►
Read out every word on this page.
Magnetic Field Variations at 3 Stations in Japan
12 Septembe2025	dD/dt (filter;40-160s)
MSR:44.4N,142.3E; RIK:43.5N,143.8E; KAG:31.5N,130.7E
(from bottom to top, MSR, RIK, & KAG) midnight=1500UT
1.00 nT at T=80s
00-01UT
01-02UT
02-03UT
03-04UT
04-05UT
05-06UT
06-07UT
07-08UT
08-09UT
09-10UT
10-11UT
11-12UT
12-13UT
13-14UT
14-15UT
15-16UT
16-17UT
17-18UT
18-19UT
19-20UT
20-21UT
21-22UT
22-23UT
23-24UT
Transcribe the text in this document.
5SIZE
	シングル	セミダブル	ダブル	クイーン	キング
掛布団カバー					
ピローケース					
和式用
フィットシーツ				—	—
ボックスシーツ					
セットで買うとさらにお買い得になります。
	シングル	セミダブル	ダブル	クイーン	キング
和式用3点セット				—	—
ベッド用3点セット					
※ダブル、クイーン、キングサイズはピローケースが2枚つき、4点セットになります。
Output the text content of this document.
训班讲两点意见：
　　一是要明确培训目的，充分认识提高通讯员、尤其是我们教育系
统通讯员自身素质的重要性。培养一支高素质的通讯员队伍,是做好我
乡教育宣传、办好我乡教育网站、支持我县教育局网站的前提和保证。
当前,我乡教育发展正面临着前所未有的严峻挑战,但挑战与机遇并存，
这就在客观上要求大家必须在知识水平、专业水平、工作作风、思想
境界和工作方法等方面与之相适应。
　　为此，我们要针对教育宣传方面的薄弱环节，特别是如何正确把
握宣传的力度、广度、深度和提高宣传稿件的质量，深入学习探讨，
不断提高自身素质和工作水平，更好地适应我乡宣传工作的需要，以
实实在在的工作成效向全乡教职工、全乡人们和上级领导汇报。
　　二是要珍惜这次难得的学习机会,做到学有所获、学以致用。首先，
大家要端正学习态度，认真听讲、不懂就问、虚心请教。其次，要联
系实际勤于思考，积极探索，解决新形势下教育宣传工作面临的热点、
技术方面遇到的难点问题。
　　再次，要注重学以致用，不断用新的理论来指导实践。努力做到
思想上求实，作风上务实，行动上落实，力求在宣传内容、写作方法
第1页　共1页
◄
:: What to produce ::
Repeat only the stretch of lines that opens with the line containing "Output the text content of this document." and closes with the final line of the entries, both included, exactly as written.

:: Response for this exercise ::
Output the text content of this document.
训班讲两点意见：
　　一是要明确培训目的，充分认识提高通讯员、尤其是我们教育系
统通讯员自身素质的重要性。培养一支高素质的通讯员队伍,是做好我
乡教育宣传、办好我乡教育网站、支持我县教育局网站的前提和保证。
当前,我乡教育发展正面临着前所未有的严峻挑战,但挑战与机遇并存，
这就在客观上要求大家必须在知识水平、专业水平、工作作风、思想
境界和工作方法等方面与之相适应。
　　为此，我们要针对教育宣传方面的薄弱环节，特别是如何正确把
握宣传的力度、广度、深度和提高宣传稿件的质量，深入学习探讨，
不断提高自身素质和工作水平，更好地适应我乡宣传工作的需要，以
实实在在的工作成效向全乡教职工、全乡人们和上级领导汇报。
　　二是要珍惜这次难得的学习机会,做到学有所获、学以致用。首先，
大家要端正学习态度，认真听讲、不懂就问、虚心请教。其次，要联
系实际勤于思考，积极探索，解决新形势下教育宣传工作面临的热点、
技术方面遇到的难点问题。
　　再次，要注重学以致用，不断用新的理论来指导实践。努力做到
思想上求实，作风上务实，行动上落实，力求在宣传内容、写作方法
第1页　共1页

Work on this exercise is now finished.